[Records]
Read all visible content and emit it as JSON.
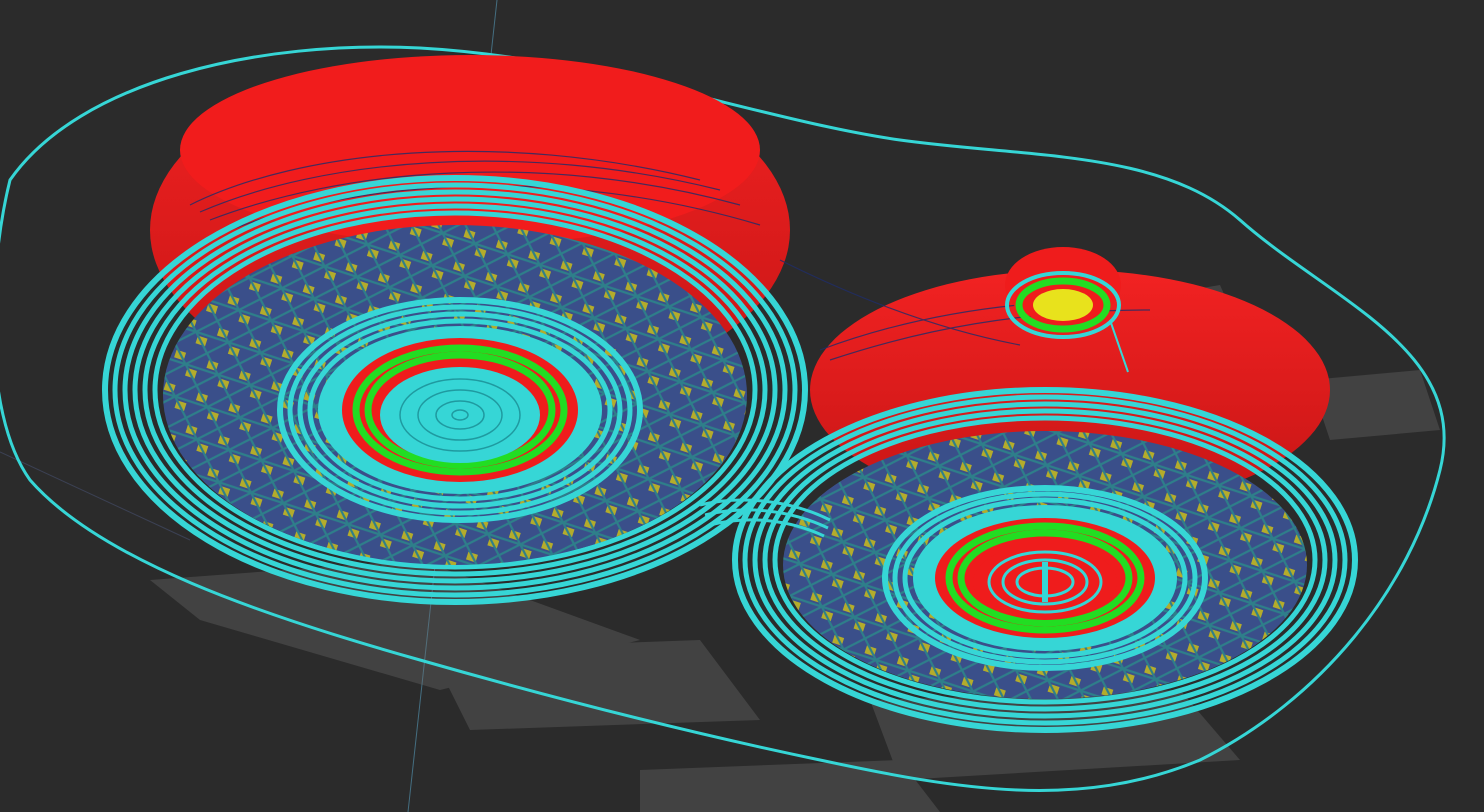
{
  "viewport": {
    "view": "layer-view-3d",
    "background_color": "#2b2b2b"
  },
  "colors": {
    "wall": "#ef1c1c",
    "wall_dark": "#b81414",
    "outer_perimeter": "#36d6d6",
    "skirt": "#3cc8c8",
    "inner_wall": "#22dd22",
    "infill": "#3a4f8a",
    "infill_highlight": "#d8c81c",
    "travel": "#2a3a7a",
    "support_ghost": "#6e6e6e"
  },
  "objects": [
    {
      "name": "large-gear",
      "shape": "disc-with-hub"
    },
    {
      "name": "small-gear",
      "shape": "disc-with-hub"
    },
    {
      "name": "small-peg",
      "shape": "cylinder"
    }
  ]
}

— Do this —
Looking at the entries above, say how many lines contain the word "name". Only the number is wanted.

— Problem solution —
3